» Work required: Reproduce the listing below in its entirety. Change nothing.

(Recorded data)
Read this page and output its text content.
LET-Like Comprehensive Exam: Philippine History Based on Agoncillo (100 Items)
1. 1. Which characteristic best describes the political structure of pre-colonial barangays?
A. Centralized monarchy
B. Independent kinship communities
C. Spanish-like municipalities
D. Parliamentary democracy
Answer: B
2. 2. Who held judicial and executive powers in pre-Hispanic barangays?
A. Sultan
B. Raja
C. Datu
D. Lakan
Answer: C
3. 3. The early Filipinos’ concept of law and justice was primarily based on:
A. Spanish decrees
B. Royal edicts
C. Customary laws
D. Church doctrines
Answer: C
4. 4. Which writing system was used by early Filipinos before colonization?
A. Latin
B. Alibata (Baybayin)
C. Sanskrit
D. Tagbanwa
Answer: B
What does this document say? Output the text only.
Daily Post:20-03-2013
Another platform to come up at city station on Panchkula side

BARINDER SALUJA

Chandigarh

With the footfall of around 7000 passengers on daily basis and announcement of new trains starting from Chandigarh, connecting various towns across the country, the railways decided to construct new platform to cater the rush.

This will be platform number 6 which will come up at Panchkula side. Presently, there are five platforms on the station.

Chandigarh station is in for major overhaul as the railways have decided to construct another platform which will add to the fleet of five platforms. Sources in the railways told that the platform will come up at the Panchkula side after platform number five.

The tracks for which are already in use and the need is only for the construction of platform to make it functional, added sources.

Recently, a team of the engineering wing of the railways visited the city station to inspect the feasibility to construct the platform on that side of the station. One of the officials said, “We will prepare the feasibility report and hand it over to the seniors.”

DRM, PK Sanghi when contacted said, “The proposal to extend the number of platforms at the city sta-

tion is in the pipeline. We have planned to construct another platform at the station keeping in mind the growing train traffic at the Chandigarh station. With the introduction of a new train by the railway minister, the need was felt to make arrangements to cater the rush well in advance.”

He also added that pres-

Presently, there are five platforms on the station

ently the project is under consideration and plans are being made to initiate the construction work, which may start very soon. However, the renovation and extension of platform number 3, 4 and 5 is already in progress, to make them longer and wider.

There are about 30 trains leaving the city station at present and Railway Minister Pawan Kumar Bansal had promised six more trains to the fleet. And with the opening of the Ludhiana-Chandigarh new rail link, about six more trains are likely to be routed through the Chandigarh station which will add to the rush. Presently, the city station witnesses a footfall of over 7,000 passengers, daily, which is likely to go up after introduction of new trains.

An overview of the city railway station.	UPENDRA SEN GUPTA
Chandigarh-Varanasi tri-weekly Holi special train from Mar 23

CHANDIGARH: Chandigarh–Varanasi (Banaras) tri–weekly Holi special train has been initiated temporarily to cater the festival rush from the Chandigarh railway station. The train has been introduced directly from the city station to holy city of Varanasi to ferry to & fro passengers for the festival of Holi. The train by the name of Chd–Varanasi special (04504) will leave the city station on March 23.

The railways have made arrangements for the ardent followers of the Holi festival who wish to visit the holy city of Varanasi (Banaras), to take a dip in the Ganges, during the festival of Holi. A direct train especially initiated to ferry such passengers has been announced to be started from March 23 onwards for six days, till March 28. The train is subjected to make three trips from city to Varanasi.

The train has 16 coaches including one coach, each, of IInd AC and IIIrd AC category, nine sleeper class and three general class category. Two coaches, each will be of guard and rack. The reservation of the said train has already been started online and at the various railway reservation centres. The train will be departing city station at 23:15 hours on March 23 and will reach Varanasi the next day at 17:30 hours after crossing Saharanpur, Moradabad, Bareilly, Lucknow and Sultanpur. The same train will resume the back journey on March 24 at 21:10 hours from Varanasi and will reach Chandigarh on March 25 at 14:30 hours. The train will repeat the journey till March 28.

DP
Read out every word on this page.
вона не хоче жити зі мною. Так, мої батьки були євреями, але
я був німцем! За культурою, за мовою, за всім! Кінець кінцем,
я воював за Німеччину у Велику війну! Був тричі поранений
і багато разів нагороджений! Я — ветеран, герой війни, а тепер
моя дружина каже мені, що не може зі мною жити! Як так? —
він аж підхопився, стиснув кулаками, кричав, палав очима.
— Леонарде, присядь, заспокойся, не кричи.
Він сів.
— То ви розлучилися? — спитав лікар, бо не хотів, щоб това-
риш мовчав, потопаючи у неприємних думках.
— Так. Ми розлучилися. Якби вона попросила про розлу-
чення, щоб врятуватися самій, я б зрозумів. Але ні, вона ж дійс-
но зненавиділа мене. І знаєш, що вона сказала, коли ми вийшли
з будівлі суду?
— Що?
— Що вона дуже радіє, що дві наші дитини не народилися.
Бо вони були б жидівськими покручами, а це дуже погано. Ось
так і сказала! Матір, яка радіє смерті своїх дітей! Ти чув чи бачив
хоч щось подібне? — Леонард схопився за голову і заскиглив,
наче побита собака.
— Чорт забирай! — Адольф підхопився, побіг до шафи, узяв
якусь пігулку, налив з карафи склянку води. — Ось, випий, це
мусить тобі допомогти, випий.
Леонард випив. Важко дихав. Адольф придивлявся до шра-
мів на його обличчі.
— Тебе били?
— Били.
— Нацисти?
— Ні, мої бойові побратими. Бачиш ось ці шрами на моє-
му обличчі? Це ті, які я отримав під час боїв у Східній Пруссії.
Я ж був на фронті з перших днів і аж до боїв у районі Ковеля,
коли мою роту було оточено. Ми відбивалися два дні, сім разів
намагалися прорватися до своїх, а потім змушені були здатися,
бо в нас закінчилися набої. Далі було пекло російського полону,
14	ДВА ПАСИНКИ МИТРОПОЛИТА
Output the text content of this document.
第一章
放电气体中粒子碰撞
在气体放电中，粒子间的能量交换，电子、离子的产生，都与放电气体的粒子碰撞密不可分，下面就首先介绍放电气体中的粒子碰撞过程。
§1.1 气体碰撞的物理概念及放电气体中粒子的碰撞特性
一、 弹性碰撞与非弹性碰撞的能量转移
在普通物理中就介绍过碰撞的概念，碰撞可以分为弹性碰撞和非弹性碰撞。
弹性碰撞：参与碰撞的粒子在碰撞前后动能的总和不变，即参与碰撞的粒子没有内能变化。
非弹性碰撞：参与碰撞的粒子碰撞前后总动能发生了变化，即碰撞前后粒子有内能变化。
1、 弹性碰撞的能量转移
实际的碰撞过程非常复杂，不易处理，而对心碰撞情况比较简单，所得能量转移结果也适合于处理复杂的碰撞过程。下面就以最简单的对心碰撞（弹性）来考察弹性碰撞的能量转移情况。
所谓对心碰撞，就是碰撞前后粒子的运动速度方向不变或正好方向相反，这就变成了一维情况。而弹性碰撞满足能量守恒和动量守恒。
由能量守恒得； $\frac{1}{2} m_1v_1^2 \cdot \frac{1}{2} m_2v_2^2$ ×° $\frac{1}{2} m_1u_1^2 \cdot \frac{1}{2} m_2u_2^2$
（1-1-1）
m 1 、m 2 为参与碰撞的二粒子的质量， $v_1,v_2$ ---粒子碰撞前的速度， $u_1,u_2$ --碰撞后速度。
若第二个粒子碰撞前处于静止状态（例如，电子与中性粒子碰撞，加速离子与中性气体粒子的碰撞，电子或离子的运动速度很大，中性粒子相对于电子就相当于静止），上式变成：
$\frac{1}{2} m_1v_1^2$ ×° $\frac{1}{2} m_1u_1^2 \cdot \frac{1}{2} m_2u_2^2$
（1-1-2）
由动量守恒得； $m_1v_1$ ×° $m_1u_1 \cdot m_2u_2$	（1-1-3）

» Response to the task:
Read this page and output its text content.
LET-Like Comprehensive Exam: Philippine History Based on Agoncillo (100 Items)
1. 1. Which characteristic best describes the political structure of pre-colonial barangays?
A. Centralized monarchy
B. Independent kinship communities
C. Spanish-like municipalities
D. Parliamentary democracy
Answer: B
2. 2. Who held judicial and executive powers in pre-Hispanic barangays?
A. Sultan
B. Raja
C. Datu
D. Lakan
Answer: C
3. 3. The early Filipinos’ concept of law and justice was primarily based on:
A. Spanish decrees
B. Royal edicts
C. Customary laws
D. Church doctrines
Answer: C
4. 4. Which writing system was used by early Filipinos before colonization?
A. Latin
B. Alibata (Baybayin)
C. Sanskrit
D. Tagbanwa
Answer: B
What does this document say? Output the text only.
Daily Post:20-03-2013
Another platform to come up at city station on Panchkula side

BARINDER SALUJA

Chandigarh

With the footfall of around 7000 passengers on daily basis and announcement of new trains starting from Chandigarh, connecting various towns across the country, the railways decided to construct new platform to cater the rush.

This will be platform number 6 which will come up at Panchkula side. Presently, there are five platforms on the station.

Chandigarh station is in for major overhaul as the railways have decided to construct another platform which will add to the fleet of five platforms. Sources in the railways told that the platform will come up at the Panchkula side after platform number five.

The tracks for which are already in use and the need is only for the construction of platform to make it functional, added sources.

Recently, a team of the engineering wing of the railways visited the city station to inspect the feasibility to construct the platform on that side of the station. One of the officials said, “We will prepare the feasibility report and hand it over to the seniors.”

DRM, PK Sanghi when contacted said, “The proposal to extend the number of platforms at the city sta-

tion is in the pipeline. We have planned to construct another platform at the station keeping in mind the growing train traffic at the Chandigarh station. With the introduction of a new train by the railway minister, the need was felt to make arrangements to cater the rush well in advance.”

He also added that pres-

Presently, there are five platforms on the station

ently the project is under consideration and plans are being made to initiate the construction work, which may start very soon. However, the renovation and extension of platform number 3, 4 and 5 is already in progress, to make them longer and wider.

There are about 30 trains leaving the city station at present and Railway Minister Pawan Kumar Bansal had promised six more trains to the fleet. And with the opening of the Ludhiana-Chandigarh new rail link, about six more trains are likely to be routed through the Chandigarh station which will add to the rush. Presently, the city station witnesses a footfall of over 7,000 passengers, daily, which is likely to go up after introduction of new trains.

An overview of the city railway station.	UPENDRA SEN GUPTA
Chandigarh-Varanasi tri-weekly Holi special train from Mar 23

CHANDIGARH: Chandigarh–Varanasi (Banaras) tri–weekly Holi special train has been initiated temporarily to cater the festival rush from the Chandigarh railway station. The train has been introduced directly from the city station to holy city of Varanasi to ferry to & fro passengers for the festival of Holi. The train by the name of Chd–Varanasi special (04504) will leave the city station on March 23.

The railways have made arrangements for the ardent followers of the Holi festival who wish to visit the holy city of Varanasi (Banaras), to take a dip in the Ganges, during the festival of Holi. A direct train especially initiated to ferry such passengers has been announced to be started from March 23 onwards for six days, till March 28. The train is subjected to make three trips from city to Varanasi.

The train has 16 coaches including one coach, each, of IInd AC and IIIrd AC category, nine sleeper class and three general class category. Two coaches, each will be of guard and rack. The reservation of the said train has already been started online and at the various railway reservation centres. The train will be departing city station at 23:15 hours on March 23 and will reach Varanasi the next day at 17:30 hours after crossing Saharanpur, Moradabad, Bareilly, Lucknow and Sultanpur. The same train will resume the back journey on March 24 at 21:10 hours from Varanasi and will reach Chandigarh on March 25 at 14:30 hours. The train will repeat the journey till March 28.

DP
Read out every word on this page.
вона не хоче жити зі мною. Так, мої батьки були євреями, але
я був німцем! За культурою, за мовою, за всім! Кінець кінцем,
я воював за Німеччину у Велику війну! Був тричі поранений
і багато разів нагороджений! Я — ветеран, герой війни, а тепер
моя дружина каже мені, що не може зі мною жити! Як так? —
він аж підхопився, стиснув кулаками, кричав, палав очима.
— Леонарде, присядь, заспокойся, не кричи.
Він сів.
— То ви розлучилися? — спитав лікар, бо не хотів, щоб това-
риш мовчав, потопаючи у неприємних думках.
— Так. Ми розлучилися. Якби вона попросила про розлу-
чення, щоб врятуватися самій, я б зрозумів. Але ні, вона ж дійс-
но зненавиділа мене. І знаєш, що вона сказала, коли ми вийшли
з будівлі суду?
— Що?
— Що вона дуже радіє, що дві наші дитини не народилися.
Бо вони були б жидівськими покручами, а це дуже погано. Ось
так і сказала! Матір, яка радіє смерті своїх дітей! Ти чув чи бачив
хоч щось подібне? — Леонард схопився за голову і заскиглив,
наче побита собака.
— Чорт забирай! — Адольф підхопився, побіг до шафи, узяв
якусь пігулку, налив з карафи склянку води. — Ось, випий, це
мусить тобі допомогти, випий.
Леонард випив. Важко дихав. Адольф придивлявся до шра-
мів на його обличчі.
— Тебе били?
— Били.
— Нацисти?
— Ні, мої бойові побратими. Бачиш ось ці шрами на моє-
му обличчі? Це ті, які я отримав під час боїв у Східній Пруссії.
Я ж був на фронті з перших днів і аж до боїв у районі Ковеля,
коли мою роту було оточено. Ми відбивалися два дні, сім разів
намагалися прорватися до своїх, а потім змушені були здатися,
бо в нас закінчилися набої. Далі було пекло російського полону,
14	ДВА ПАСИНКИ МИТРОПОЛИТА
Output the text content of this document.
第一章
放电气体中粒子碰撞
在气体放电中，粒子间的能量交换，电子、离子的产生，都与放电气体的粒子碰撞密不可分，下面就首先介绍放电气体中的粒子碰撞过程。
§1.1 气体碰撞的物理概念及放电气体中粒子的碰撞特性
一、 弹性碰撞与非弹性碰撞的能量转移
在普通物理中就介绍过碰撞的概念，碰撞可以分为弹性碰撞和非弹性碰撞。
弹性碰撞：参与碰撞的粒子在碰撞前后动能的总和不变，即参与碰撞的粒子没有内能变化。
非弹性碰撞：参与碰撞的粒子碰撞前后总动能发生了变化，即碰撞前后粒子有内能变化。
1、 弹性碰撞的能量转移
实际的碰撞过程非常复杂，不易处理，而对心碰撞情况比较简单，所得能量转移结果也适合于处理复杂的碰撞过程。下面就以最简单的对心碰撞（弹性）来考察弹性碰撞的能量转移情况。
所谓对心碰撞，就是碰撞前后粒子的运动速度方向不变或正好方向相反，这就变成了一维情况。而弹性碰撞满足能量守恒和动量守恒。
由能量守恒得； $\frac{1}{2} m_1v_1^2 \cdot \frac{1}{2} m_2v_2^2$ ×° $\frac{1}{2} m_1u_1^2 \cdot \frac{1}{2} m_2u_2^2$
（1-1-1）
m 1 、m 2 为参与碰撞的二粒子的质量， $v_1,v_2$ ---粒子碰撞前的速度， $u_1,u_2$ --碰撞后速度。
若第二个粒子碰撞前处于静止状态（例如，电子与中性粒子碰撞，加速离子与中性气体粒子的碰撞，电子或离子的运动速度很大，中性粒子相对于电子就相当于静止），上式变成：
$\frac{1}{2} m_1v_1^2$ ×° $\frac{1}{2} m_1u_1^2 \cdot \frac{1}{2} m_2u_2^2$
（1-1-2）
由动量守恒得； $m_1v_1$ ×° $m_1u_1 \cdot m_2u_2$	（1-1-3）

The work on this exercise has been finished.